**Excerpted data**
%%
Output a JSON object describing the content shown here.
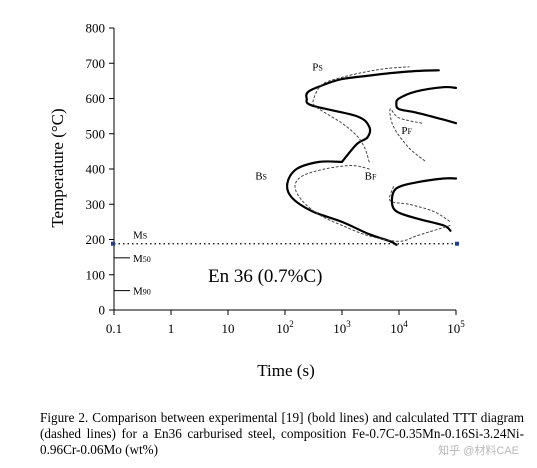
{
  "chart_data": {
    "type": "line",
    "xlabel": "Time (s)",
    "ylabel": "Temperature (°C)",
    "xscale": "log",
    "xlim": [
      0.1,
      100000
    ],
    "ylim": [
      0,
      800
    ],
    "x_ticks": [
      {
        "value": 0.1,
        "base": "0.1",
        "exp": ""
      },
      {
        "value": 1,
        "base": "1",
        "exp": ""
      },
      {
        "value": 10,
        "base": "10",
        "exp": ""
      },
      {
        "value": 100,
        "base": "10",
        "exp": "2"
      },
      {
        "value": 1000,
        "base": "10",
        "exp": "3"
      },
      {
        "value": 10000,
        "base": "10",
        "exp": "4"
      },
      {
        "value": 100000,
        "base": "10",
        "exp": "5"
      }
    ],
    "y_ticks": [
      0,
      100,
      200,
      300,
      400,
      500,
      600,
      700,
      800
    ],
    "annotation": "En 36 (0.7%C)",
    "grid": false,
    "series": [
      {
        "style": "bold",
        "x": [
          1000,
          1800,
          2800,
          3000,
          1800,
          300,
          240,
          260,
          500,
          1000,
          3000,
          7000,
          20000,
          50000
        ],
        "y": [
          420,
          470,
          490,
          520,
          550,
          580,
          600,
          620,
          640,
          655,
          665,
          672,
          678,
          680
        ]
      },
      {
        "style": "bold",
        "x": [
          100000,
          60000,
          20000,
          10000,
          9000,
          10000,
          20000,
          60000,
          100000
        ],
        "y": [
          630,
          632,
          620,
          600,
          585,
          570,
          560,
          540,
          530
        ]
      },
      {
        "style": "bold",
        "x": [
          1000,
          400,
          160,
          110,
          130,
          300,
          1000,
          3000,
          7000,
          9000
        ],
        "y": [
          420,
          420,
          400,
          360,
          320,
          280,
          250,
          215,
          195,
          185
        ]
      },
      {
        "style": "bold",
        "x": [
          100000,
          60000,
          20000,
          9000,
          7500,
          9000,
          20000,
          60000,
          80000
        ],
        "y": [
          373,
          373,
          362,
          345,
          310,
          280,
          260,
          240,
          225
        ]
      },
      {
        "style": "dashed",
        "x": [
          3000,
          2500,
          1800,
          1000,
          500,
          330,
          320,
          450,
          1000,
          2500,
          6000,
          15000
        ],
        "y": [
          420,
          460,
          495,
          530,
          560,
          580,
          600,
          640,
          660,
          675,
          685,
          690
        ]
      },
      {
        "style": "dashed",
        "x": [
          25000,
          10000,
          7000,
          8000,
          15000,
          30000
        ],
        "y": [
          530,
          545,
          570,
          520,
          460,
          420
        ]
      },
      {
        "style": "dashed",
        "x": [
          3000,
          1500,
          500,
          200,
          150,
          200,
          400,
          1000,
          3000,
          10000,
          20000,
          40000,
          80000
        ],
        "y": [
          400,
          410,
          400,
          380,
          350,
          310,
          270,
          240,
          210,
          195,
          210,
          225,
          240
        ]
      },
      {
        "style": "dashed",
        "x": [
          8000,
          7000,
          15000,
          40000,
          80000
        ],
        "y": [
          350,
          310,
          300,
          280,
          250
        ]
      }
    ],
    "reference_lines": [
      {
        "label": "Ms",
        "label_base": "M",
        "label_sub": "S",
        "value": 188,
        "style": "dotted"
      },
      {
        "label": "M50",
        "label_base": "M",
        "label_sub": "50",
        "value": 148,
        "style": "solid"
      },
      {
        "label": "M90",
        "label_base": "M",
        "label_sub": "90",
        "value": 55,
        "style": "solid"
      }
    ],
    "curve_labels": [
      {
        "base": "P",
        "sub": "S",
        "x": 300,
        "y": 680
      },
      {
        "base": "P",
        "sub": "F",
        "x": 11000,
        "y": 500
      },
      {
        "base": "B",
        "sub": "S",
        "x": 30,
        "y": 370
      },
      {
        "base": "B",
        "sub": "F",
        "x": 2500,
        "y": 370
      }
    ],
    "accent_color": "#1f3fa0"
  },
  "caption": "Figure 2. Comparison between experimental [19] (bold lines) and calculated TTT diagram (dashed lines) for a En36 carburised steel, composition Fe-0.7C-0.35Mn-0.16Si-3.24Ni-0.96Cr-0.06Mo (wt%)",
  "watermark": "知乎 @材料CAE"
}
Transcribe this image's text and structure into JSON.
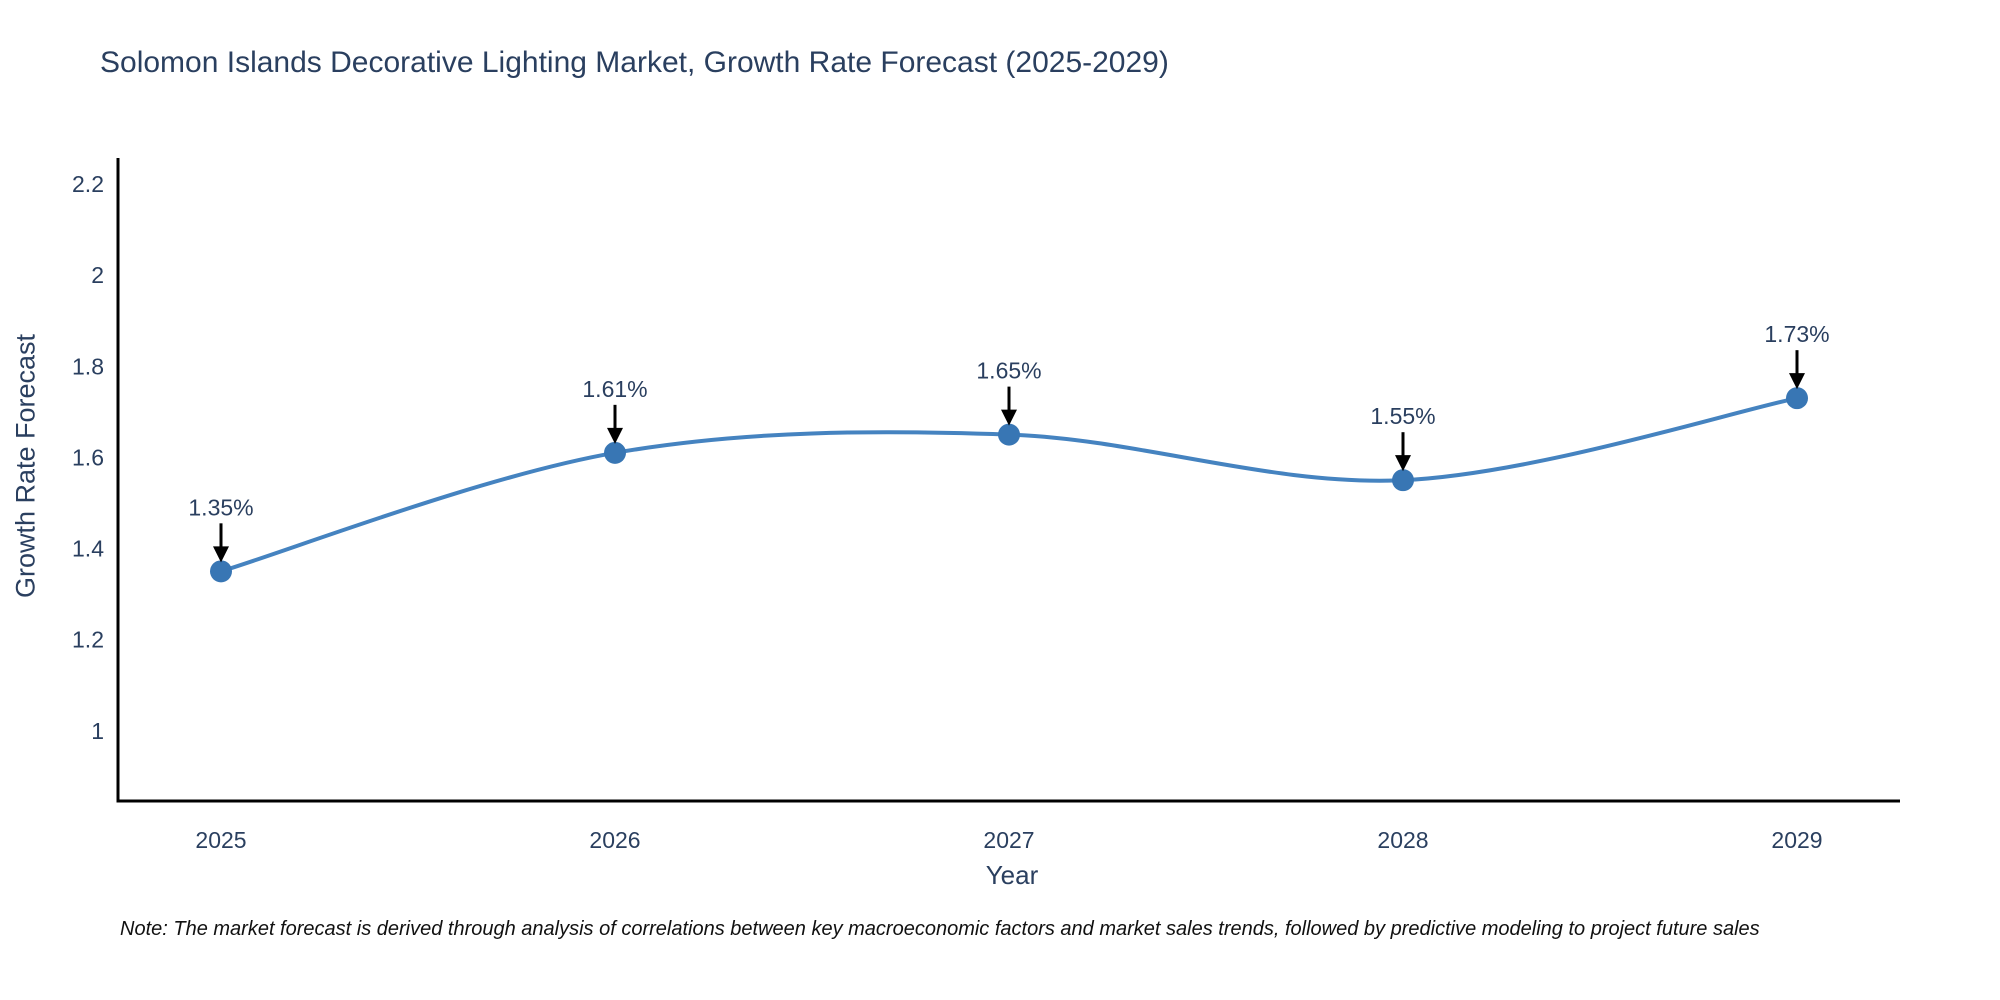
{
  "title": "Solomon Islands Decorative Lighting Market, Growth Rate Forecast (2025-2029)",
  "footnote": "Note: The market forecast is derived through analysis of correlations between key macroeconomic factors and market sales trends, followed by predictive modeling to project future sales",
  "chart_data": {
    "type": "line",
    "title": "Solomon Islands Decorative Lighting Market, Growth Rate Forecast (2025-2029)",
    "xlabel": "Year",
    "ylabel": "Growth Rate Forecast",
    "x": [
      2025,
      2026,
      2027,
      2028,
      2029
    ],
    "values": [
      1.35,
      1.61,
      1.65,
      1.55,
      1.73
    ],
    "point_labels": [
      "1.35%",
      "1.61%",
      "1.65%",
      "1.55%",
      "1.73%"
    ],
    "xtick_labels": [
      "2025",
      "2026",
      "2027",
      "2028",
      "2029"
    ],
    "yticks": [
      1,
      1.2,
      1.4,
      1.6,
      1.8,
      2,
      2.2
    ],
    "ytick_labels": [
      "1",
      "1.2",
      "1.4",
      "1.6",
      "1.8",
      "2",
      "2.2"
    ],
    "ylim": [
      0.846,
      2.257
    ],
    "line_shape": "spline",
    "grid": false,
    "legend_position": "none",
    "colors": {
      "line": "#4583c0",
      "marker": "#3876b4",
      "axis": "#000000",
      "tick_text": "#2a3f5f",
      "annotation_arrow": "#000000",
      "background": "#ffffff"
    }
  }
}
%%
**What the task asks**
With the pictures left out, transcribe the material exactly.

**Solved exercise**
Output a JSON object describing the content shown here.
{
  "chart_data": {
    "type": "line",
    "xlabel": "Time (s)",
    "ylabel": "Temperature (°C)",
    "xscale": "log",
    "xlim": [
      0.1,
      100000
    ],
    "ylim": [
      0,
      800
    ],
    "x_ticks": [
      {
        "value": 0.1,
        "base": "0.1",
        "exp": ""
      },
      {
        "value": 1,
        "base": "1",
        "exp": ""
      },
      {
        "value": 10,
        "base": "10",
        "exp": ""
      },
      {
        "value": 100,
        "base": "10",
        "exp": "2"
      },
      {
        "value": 1000,
        "base": "10",
        "exp": "3"
      },
      {
        "value": 10000,
        "base": "10",
        "exp": "4"
      },
      {
        "value": 100000,
        "base": "10",
        "exp": "5"
      }
    ],
    "y_ticks": [
      0,
      100,
      200,
      300,
      400,
      500,
      600,
      700,
      800
    ],
    "annotation": "En 36 (0.7%C)",
    "grid": false,
    "series": [
      {
        "style": "bold",
        "x": [
          1000,
          1800,
          2800,
          3000,
          1800,
          300,
          240,
          260,
          500,
          1000,
          3000,
          7000,
          20000,
          50000
        ],
        "y": [
          420,
          470,
          490,
          520,
          550,
          580,
          600,
          620,
          640,
          655,
          665,
          672,
          678,
          680
        ]
      },
      {
        "style": "bold",
        "x": [
          100000,
          60000,
          20000,
          10000,
          9000,
          10000,
          20000,
          60000,
          100000
        ],
        "y": [
          630,
          632,
          620,
          600,
          585,
          570,
          560,
          540,
          530
        ]
      },
      {
        "style": "bold",
        "x": [
          1000,
          400,
          160,
          110,
          130,
          300,
          1000,
          3000,
          7000,
          9000
        ],
        "y": [
          420,
          420,
          400,
          360,
          320,
          280,
          250,
          215,
          195,
          185
        ]
      },
      {
        "style": "bold",
        "x": [
          100000,
          60000,
          20000,
          9000,
          7500,
          9000,
          20000,
          60000,
          80000
        ],
        "y": [
          373,
          373,
          362,
          345,
          310,
          280,
          260,
          240,
          225
        ]
      },
      {
        "style": "dashed",
        "x": [
          3000,
          2500,
          1800,
          1000,
          500,
          330,
          320,
          450,
          1000,
          2500,
          6000,
          15000
        ],
        "y": [
          420,
          460,
          495,
          530,
          560,
          580,
          600,
          640,
          660,
          675,
          685,
          690
        ]
      },
      {
        "style": "dashed",
        "x": [
          25000,
          10000,
          7000,
          8000,
          15000,
          30000
        ],
        "y": [
          530,
          545,
          570,
          520,
          460,
          420
        ]
      },
      {
        "style": "dashed",
        "x": [
          3000,
          1500,
          500,
          200,
          150,
          200,
          400,
          1000,
          3000,
          10000,
          20000,
          40000,
          80000
        ],
        "y": [
          400,
          410,
          400,
          380,
          350,
          310,
          270,
          240,
          210,
          195,
          210,
          225,
          240
        ]
      },
      {
        "style": "dashed",
        "x": [
          8000,
          7000,
          15000,
          40000,
          80000
        ],
        "y": [
          350,
          310,
          300,
          280,
          250
        ]
      }
    ],
    "reference_lines": [
      {
        "label": "Ms",
        "label_base": "M",
        "label_sub": "S",
        "value": 188,
        "style": "dotted"
      },
      {
        "label": "M50",
        "label_base": "M",
        "label_sub": "50",
        "value": 148,
        "style": "solid"
      },
      {
        "label": "M90",
        "label_base": "M",
        "label_sub": "90",
        "value": 55,
        "style": "solid"
      }
    ],
    "curve_labels": [
      {
        "base": "P",
        "sub": "S",
        "x": 300,
        "y": 680
      },
      {
        "base": "P",
        "sub": "F",
        "x": 11000,
        "y": 500
      },
      {
        "base": "B",
        "sub": "S",
        "x": 30,
        "y": 370
      },
      {
        "base": "B",
        "sub": "F",
        "x": 2500,
        "y": 370
      }
    ],
    "accent_color": "#1f3fa0"
  },
  "caption": "Figure 2. Comparison between experimental [19] (bold lines) and calculated TTT diagram (dashed lines) for a En36 carburised steel, composition Fe-0.7C-0.35Mn-0.16Si-3.24Ni-0.96Cr-0.06Mo (wt%)",
  "watermark": "知乎 @材料CAE"
}
Transcribe this image's text and structure into JSON.
{
  "title": "Solomon Islands Decorative Lighting Market, Growth Rate Forecast (2025-2029)",
  "footnote": "Note: The market forecast is derived through analysis of correlations between key macroeconomic factors and market sales trends, followed by predictive modeling to project future sales",
  "chart_data": {
    "type": "line",
    "title": "Solomon Islands Decorative Lighting Market, Growth Rate Forecast (2025-2029)",
    "xlabel": "Year",
    "ylabel": "Growth Rate Forecast",
    "x": [
      2025,
      2026,
      2027,
      2028,
      2029
    ],
    "values": [
      1.35,
      1.61,
      1.65,
      1.55,
      1.73
    ],
    "point_labels": [
      "1.35%",
      "1.61%",
      "1.65%",
      "1.55%",
      "1.73%"
    ],
    "xtick_labels": [
      "2025",
      "2026",
      "2027",
      "2028",
      "2029"
    ],
    "yticks": [
      1,
      1.2,
      1.4,
      1.6,
      1.8,
      2,
      2.2
    ],
    "ytick_labels": [
      "1",
      "1.2",
      "1.4",
      "1.6",
      "1.8",
      "2",
      "2.2"
    ],
    "ylim": [
      0.846,
      2.257
    ],
    "line_shape": "spline",
    "grid": false,
    "legend_position": "none",
    "colors": {
      "line": "#4583c0",
      "marker": "#3876b4",
      "axis": "#000000",
      "tick_text": "#2a3f5f",
      "annotation_arrow": "#000000",
      "background": "#ffffff"
    }
  }
}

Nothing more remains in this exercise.